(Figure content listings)
— BEGIN —
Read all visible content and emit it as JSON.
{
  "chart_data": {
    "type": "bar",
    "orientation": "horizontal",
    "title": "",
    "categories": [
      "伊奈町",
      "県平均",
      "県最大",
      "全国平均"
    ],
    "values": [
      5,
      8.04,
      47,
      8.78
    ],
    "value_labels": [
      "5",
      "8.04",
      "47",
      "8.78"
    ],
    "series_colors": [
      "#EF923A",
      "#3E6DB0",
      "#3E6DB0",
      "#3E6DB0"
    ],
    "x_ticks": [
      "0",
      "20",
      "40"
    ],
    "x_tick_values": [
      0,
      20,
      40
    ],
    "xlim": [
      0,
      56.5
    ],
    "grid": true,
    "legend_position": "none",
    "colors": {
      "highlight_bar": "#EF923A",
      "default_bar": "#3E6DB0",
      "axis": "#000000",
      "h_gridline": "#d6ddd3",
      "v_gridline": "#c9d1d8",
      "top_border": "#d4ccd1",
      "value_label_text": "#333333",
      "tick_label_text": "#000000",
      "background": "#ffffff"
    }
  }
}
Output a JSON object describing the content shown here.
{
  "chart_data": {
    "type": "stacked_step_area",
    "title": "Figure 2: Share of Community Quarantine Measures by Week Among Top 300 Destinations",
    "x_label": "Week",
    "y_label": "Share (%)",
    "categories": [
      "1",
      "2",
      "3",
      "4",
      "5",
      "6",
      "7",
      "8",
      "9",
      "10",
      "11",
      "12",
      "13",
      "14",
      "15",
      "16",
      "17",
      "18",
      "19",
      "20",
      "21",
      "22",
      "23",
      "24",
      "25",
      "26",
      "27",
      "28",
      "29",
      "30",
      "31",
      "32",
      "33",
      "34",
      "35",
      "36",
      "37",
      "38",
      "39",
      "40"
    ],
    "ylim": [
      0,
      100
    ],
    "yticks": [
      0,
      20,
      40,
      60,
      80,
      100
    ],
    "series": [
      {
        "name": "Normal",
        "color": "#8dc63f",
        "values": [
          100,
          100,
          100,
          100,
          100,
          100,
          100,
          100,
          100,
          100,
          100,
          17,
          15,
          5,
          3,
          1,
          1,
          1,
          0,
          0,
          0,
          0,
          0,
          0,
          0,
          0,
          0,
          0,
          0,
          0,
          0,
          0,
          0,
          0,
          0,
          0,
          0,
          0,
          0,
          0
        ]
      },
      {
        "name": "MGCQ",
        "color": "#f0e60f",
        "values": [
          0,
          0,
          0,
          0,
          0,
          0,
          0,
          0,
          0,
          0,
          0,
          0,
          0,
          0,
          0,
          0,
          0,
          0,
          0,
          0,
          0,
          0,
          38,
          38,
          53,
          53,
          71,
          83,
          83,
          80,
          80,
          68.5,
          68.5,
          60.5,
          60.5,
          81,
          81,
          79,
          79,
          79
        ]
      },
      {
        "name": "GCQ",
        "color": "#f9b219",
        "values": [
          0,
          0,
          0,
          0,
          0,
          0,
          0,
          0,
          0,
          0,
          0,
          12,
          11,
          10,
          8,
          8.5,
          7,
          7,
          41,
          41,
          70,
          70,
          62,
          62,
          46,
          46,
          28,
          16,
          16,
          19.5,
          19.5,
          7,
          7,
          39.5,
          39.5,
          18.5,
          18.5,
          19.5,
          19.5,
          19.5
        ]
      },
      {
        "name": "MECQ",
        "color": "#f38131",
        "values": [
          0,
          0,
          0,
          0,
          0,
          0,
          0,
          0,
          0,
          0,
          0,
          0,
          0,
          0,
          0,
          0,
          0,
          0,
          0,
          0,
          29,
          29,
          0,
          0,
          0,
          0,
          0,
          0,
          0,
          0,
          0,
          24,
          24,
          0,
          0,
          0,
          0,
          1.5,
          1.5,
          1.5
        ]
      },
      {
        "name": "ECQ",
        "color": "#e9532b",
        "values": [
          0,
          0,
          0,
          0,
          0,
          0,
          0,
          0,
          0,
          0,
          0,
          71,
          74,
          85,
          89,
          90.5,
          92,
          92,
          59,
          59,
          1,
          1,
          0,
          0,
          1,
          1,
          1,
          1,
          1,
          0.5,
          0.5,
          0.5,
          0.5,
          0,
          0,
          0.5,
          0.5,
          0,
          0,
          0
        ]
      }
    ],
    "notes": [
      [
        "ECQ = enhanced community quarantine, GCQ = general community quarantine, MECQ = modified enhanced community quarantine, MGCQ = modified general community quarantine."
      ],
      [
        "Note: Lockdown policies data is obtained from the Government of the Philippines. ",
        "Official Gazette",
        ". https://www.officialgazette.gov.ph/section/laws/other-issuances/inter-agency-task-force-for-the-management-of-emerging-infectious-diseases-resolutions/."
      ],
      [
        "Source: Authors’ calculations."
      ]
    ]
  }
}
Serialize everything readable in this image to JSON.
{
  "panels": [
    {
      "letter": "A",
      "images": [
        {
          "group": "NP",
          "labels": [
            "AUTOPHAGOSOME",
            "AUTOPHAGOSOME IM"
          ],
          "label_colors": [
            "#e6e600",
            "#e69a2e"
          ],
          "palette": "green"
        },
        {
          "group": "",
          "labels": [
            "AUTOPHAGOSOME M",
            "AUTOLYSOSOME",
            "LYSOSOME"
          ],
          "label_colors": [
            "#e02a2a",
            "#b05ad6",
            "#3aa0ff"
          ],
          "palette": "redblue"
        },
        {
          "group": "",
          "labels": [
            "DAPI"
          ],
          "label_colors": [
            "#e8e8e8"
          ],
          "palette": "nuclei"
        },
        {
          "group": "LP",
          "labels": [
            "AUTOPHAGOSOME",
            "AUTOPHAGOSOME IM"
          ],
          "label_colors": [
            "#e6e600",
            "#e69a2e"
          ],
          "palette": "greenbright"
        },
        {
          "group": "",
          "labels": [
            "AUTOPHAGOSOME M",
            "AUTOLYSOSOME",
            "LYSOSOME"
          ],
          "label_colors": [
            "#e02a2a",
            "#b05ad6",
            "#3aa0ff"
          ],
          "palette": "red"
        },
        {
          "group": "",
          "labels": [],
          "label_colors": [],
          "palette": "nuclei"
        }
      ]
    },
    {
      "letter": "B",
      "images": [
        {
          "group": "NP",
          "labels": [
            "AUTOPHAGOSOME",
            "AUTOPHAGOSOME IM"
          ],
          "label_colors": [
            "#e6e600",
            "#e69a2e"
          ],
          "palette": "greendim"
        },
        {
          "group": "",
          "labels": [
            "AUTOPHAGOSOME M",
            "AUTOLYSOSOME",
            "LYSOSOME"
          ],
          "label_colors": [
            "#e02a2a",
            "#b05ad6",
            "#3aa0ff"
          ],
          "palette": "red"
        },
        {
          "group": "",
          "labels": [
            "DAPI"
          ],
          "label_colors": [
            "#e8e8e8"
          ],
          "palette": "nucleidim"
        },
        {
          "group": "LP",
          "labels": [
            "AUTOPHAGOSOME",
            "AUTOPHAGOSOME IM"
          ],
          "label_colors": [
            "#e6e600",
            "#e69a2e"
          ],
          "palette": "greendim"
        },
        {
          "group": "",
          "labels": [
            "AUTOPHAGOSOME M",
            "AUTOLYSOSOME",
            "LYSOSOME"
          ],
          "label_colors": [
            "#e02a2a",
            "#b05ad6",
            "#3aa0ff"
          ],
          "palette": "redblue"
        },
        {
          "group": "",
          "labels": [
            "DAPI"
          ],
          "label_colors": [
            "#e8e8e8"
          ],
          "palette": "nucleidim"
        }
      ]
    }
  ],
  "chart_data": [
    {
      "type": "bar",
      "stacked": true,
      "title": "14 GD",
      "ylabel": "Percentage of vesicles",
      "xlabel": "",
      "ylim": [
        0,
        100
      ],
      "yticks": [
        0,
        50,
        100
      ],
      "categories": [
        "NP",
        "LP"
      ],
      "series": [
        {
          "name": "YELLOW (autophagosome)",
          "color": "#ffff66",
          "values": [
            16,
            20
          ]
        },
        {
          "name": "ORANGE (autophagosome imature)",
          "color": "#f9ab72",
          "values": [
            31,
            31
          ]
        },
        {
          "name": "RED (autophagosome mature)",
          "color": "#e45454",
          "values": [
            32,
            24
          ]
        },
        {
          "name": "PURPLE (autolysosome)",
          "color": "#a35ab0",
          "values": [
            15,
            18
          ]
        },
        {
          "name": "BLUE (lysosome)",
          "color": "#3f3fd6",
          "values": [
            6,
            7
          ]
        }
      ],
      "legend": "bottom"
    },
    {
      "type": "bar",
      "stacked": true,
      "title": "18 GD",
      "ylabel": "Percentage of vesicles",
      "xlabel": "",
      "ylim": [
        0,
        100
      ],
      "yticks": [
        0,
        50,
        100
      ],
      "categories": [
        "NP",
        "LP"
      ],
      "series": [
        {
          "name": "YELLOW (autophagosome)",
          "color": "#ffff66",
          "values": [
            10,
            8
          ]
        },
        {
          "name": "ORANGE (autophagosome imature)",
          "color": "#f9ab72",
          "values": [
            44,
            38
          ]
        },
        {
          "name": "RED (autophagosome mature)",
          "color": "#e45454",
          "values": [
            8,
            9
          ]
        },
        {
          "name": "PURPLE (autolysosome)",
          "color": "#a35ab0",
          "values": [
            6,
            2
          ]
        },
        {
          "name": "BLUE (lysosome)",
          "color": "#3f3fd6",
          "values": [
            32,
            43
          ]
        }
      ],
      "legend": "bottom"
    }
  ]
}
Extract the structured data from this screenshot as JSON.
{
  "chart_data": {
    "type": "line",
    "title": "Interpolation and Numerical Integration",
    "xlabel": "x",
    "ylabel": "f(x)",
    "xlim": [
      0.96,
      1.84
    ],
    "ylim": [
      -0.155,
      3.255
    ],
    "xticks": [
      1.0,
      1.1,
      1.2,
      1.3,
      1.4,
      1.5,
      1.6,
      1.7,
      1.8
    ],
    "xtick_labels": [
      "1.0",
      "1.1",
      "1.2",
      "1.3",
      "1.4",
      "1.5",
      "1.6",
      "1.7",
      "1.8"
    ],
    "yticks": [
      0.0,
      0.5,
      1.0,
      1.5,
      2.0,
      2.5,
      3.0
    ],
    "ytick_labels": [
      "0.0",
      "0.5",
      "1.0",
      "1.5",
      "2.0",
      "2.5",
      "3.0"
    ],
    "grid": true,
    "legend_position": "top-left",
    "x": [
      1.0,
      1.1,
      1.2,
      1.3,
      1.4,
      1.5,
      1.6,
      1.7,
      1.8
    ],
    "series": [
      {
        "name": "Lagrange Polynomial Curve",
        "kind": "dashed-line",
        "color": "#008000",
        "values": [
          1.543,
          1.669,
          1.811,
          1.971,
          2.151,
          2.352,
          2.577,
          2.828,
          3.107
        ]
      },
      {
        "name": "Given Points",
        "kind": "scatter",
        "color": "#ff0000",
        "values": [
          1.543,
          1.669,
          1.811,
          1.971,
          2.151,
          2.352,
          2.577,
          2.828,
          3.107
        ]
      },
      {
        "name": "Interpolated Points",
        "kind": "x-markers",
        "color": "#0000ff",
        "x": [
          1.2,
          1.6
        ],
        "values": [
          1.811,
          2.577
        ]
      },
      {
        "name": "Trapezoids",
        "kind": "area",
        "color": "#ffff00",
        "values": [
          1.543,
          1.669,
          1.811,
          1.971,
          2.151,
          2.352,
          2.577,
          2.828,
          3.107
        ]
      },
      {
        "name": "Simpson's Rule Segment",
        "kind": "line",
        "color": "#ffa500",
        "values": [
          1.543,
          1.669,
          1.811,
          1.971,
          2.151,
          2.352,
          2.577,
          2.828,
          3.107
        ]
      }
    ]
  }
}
— END —
Stated exercise
The records are above. How many lines in them contain the word "this"? Give the number alone.

Task solution
2